Ok, in deference to your sensitivities, I have toned it down.

The data sheet is indeed reasonable, but the "evaluation board documentation", is just a BAD rehashing of the datasheet, the included schematics are at CHIP level NOT at BOARD level, so it is nearly USELESS for determining how to wire up the eval board.

Call me silly, but I come from the old engineering school when 'evaluation board documentation' at least told you SOMETHING specific about the eval board.

The closest Zywyn comes to actually explaining anything specific about the eval board, is to say that details can be found in Figure 4 (except figure 4 is really 4.3 and is just a general chip level schematic that doesn't give ANY specifics like the inductor part number or current ratings, or diode part number or voltage or current ratings, or pcb layout or wiring diagram)

True, I have seen a lot worse, but the fact that the eval board docs lacks even a simple wiring diagram or hookup information for the eval PCB alone makes it totally unacceptable.


----------



## WeLight (Aug 26, 2007)

Luminescent said:


> Ok, in deference to your sensitivities, I have toned it down.
> 
> The data sheet is indeed reasonable, but the "evaluation board documentation", is just a BAD rehashing of the datasheet, the included schematics are at CHIP level NOT at BOARD level, so it is nearly USELESS for determining how to wire up the eval board.
> 
> ...



These are not unreasonable comments, I will forward to Zywyn to try to get a little more 'meat' on the detail

Cheers
Mark


----------



## WeLight (Aug 26, 2007)

I have just uploaded a newer Eval board datasheet which addresses these questions
http://www.cutter.com.au/proddetail.php?prod=cut755

Cheers
Mark


----------



## macforsale (Aug 27, 2007)

*


----------



## Luminescent (Aug 27, 2007)

macforsale said:


> Gets one to the same document that 'Luminescent' used, but he made all the comments about missing information. :shrug:




Oh it's different all right. 

Actually, it IS a differently dated version but, sadly, actually seems to be WORSE in some respects :sigh:

For example the figure I thought was called out as 4 but which looked like 4.3 due to funky formatting, actually WAS "Figure 4. _ 3 LED something or other" but was jammed together by poor formatting which made it look instead like "Figure 4.3_LED something or other"

Now they still call out the 3 LED example at the beginning as "Figure 4" but the actual 3 LED example in the main body of the document has been change and is now "Figure 5"! (So it went from slightly confusing to flat wrong).

Other than the above NEW error in referencing the proper figure number, their doesn't seem to be any change at all. :shrug:

It was damn nice of Mark to make an effort to respond so quickly, but the document is now apparently worse than ever, and still seems to lack even a minimal "Hook-Up Diagram" at *BOARD* level, and full parts breakdown with the INDUCTOR specs listed for the actual part used on the eval board. Sure, there is tons of info about PICKING an inductor, but we shouldn't need to PICK anything, since there is an inductor already on the board, just tell us WHAT THE HELL IT'S RATINGS ARE, so we can know what current level the board can run with it's built in inductor.

···

● **Exercises to complete**
- A) In the forum thread about the Zywyn evaluation board documentation, what figure number does the 3 LED example in the main body of the newer version carry?
- B) Reproduce verbatim the portion of the forum thread starting with "Call me silly, but" and going on through "it totally unacceptable.".
- C) Carry the forum thread about the Zywyn evaluation board documentation further, picking up after its final sentence.
The records that come after the forum thread are not required for any of this work.

···

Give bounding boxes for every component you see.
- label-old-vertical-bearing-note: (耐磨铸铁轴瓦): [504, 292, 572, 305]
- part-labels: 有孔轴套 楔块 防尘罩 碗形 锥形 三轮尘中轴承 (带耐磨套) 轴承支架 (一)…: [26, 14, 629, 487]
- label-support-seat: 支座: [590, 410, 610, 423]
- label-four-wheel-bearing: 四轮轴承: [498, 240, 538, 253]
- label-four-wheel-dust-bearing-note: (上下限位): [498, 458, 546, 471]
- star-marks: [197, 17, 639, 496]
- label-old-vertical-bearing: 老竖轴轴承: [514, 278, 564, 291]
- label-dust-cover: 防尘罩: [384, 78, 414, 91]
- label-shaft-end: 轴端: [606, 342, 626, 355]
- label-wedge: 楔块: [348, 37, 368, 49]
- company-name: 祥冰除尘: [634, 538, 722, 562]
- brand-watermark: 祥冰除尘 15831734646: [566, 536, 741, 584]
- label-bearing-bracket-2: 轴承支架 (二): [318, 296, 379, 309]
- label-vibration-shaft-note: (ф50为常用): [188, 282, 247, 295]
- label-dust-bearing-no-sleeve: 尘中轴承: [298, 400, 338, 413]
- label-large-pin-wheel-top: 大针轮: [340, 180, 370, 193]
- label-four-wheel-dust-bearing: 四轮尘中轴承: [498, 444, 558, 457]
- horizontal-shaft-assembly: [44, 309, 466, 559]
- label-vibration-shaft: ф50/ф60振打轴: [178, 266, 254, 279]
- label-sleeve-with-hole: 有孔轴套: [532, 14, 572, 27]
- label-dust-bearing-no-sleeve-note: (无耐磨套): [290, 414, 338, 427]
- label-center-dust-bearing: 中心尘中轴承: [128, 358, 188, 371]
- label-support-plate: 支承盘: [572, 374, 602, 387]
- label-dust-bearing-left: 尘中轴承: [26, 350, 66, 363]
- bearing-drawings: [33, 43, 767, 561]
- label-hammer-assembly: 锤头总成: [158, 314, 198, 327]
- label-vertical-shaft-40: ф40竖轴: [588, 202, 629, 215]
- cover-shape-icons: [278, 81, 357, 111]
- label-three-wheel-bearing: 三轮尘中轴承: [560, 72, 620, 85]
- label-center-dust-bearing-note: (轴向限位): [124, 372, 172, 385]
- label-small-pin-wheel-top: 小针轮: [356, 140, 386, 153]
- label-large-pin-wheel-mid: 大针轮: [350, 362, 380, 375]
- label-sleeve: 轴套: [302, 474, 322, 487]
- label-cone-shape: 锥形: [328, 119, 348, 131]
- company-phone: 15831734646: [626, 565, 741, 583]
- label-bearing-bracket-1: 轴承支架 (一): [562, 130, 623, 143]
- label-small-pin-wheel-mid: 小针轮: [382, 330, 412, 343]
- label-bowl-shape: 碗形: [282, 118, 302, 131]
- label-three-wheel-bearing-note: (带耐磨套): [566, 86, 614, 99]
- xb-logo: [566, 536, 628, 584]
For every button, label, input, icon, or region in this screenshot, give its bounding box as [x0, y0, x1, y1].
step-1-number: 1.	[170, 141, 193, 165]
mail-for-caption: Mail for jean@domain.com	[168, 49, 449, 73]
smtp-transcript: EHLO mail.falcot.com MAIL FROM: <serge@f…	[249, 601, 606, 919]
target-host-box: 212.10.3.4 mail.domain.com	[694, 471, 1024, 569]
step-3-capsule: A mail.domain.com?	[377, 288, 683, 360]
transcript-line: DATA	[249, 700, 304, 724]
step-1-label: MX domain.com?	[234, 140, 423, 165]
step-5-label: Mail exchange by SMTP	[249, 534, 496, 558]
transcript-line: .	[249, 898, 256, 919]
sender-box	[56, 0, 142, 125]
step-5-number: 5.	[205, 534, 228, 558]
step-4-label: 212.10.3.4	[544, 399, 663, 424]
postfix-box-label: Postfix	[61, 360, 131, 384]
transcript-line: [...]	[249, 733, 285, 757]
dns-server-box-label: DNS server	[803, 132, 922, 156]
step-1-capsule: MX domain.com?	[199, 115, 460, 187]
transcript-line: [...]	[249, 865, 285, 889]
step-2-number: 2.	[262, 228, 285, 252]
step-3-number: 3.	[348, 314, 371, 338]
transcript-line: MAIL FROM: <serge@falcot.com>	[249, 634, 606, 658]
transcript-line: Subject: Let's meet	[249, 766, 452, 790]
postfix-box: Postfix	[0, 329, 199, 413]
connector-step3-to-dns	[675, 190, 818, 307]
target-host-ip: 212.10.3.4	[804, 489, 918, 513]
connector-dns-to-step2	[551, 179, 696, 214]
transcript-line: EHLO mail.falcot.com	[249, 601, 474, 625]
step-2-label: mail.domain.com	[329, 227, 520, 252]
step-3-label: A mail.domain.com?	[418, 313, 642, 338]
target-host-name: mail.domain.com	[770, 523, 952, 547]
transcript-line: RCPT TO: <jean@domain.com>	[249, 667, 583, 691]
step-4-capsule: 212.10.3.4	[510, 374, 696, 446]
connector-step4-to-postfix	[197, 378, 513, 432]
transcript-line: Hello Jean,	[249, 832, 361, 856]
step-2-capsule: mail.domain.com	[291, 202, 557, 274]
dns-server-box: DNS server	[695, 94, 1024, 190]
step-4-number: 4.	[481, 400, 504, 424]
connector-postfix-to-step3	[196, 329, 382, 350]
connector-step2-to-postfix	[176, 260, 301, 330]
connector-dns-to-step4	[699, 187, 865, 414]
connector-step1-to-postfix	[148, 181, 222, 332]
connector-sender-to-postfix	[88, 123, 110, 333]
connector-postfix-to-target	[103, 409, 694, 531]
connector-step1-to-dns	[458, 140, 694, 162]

···

● **Answers by task**
- A) Figure 5.

- B)
Call me silly, but I come from the old engineering school when 'evaluation board documentation' at least told you SOMETHING specific about the eval board.

The closest Zywyn comes to actually explaining anything specific about the eval board, is to say that details can be found in Figure 4 (except figure 4 is really 4.3 and is just a general chip level schematic that doesn't give ANY specifics like the inductor part number or current ratings, or diode part number or voltage or current ratings, or pcb layout or wiring diagram)

True, I have seen a lot worse, but the fact that the eval board docs lacks even a simple wiring diagram or hookup information for the eval PCB alone makes it totally unacceptable.

- C)
Without this info, it's impossible to know if it's safe to reconfigure the board for 800mA. because if you drive the inductor into core saturation it can melt right off the board (after the high current destroys the ZD850 and your test LED's).

So again, thanks for the effort, Mark. This board does indeed look like it could be a real nice option for CPF type projects, because unlike some Eval Boards, it's not overpriced, or as big as a house, but a board-level hook-up diagram and spec info for the actual inductor on the board is still needed.


----------



## macforsale (Aug 27, 2007)

*


----------



## Luminescent (Aug 27, 2007)

macforsale said:


> Yes the formating is confusing.
> 
> Fig 4 is the 3 LED at 300-350 ma configuration and Fig 5 is the 3 LED at 1.5 amp. Values of R1 and L1 adjusted for current levels.
> 
> ...




Hi mike, I think you missed my earlyer point. Download the PDF doc again, all the figure numbers DID change.

The originally posted link was to - AN020_ZD850EVB_MANUAL_07 30 07.pdf

(This matches your figure numbers)

The currently posted link points to - AN020_ZD850EVB_MANUAL_08 24 07.pdf

(notice the changed date)

Maybe you need to clear your browser cache and update the page to see the new link?

The 3 LED 350 mA. example that WAS figure 4 is NOW figure 5, and figure 7 and figure 8 on page 11 are NOW figure 9 and figure 10.

None of the above changes anything substantive about your comments, but it could be a little confusing if someone new to the thread doesn't know that there are two versions.

The figures you referenced on page 11 are just poorly drawn board views, so one would have just about as much luck figuring it out for oneself by just checking out the board with a 10x loop (since it only appears to be a simple two layer board and everything is right there up front).

Of course the chip level diagrams are already available in the ZD850 chip documentation, and if I have to guess at component values and trace circuit pads, then what EXACTLY is the 'EVB MANUAL' doing for me?

Answer NOTHING, it's pretty much USELESS.

Dispite the bad docs for the eval board, I agree that it would be wrong to let the documentation issues spook you and prevent you from considering this chip, which could be a very good performer once you get the connections sorted out.

I also agree that it should not be too hard to sort out these connections on your own, with very little danger that you will goof something up and blow the driver.

This is not a boost converter so accidentally breaking a connection to the LED looks like it will also open circuit the inductor removing drive (I would still be careful to have everything hooked up correctly with good solid solder connections first because some outputs don't like to be open circuited, so it just makes sense to be cautious)

As far as looking at the Bourns site goes, that's not very practical, because they list several Bourns inductor series, but we have NO ASSURANCE THAT THEY ACTUALLY USED ANY OF THEM.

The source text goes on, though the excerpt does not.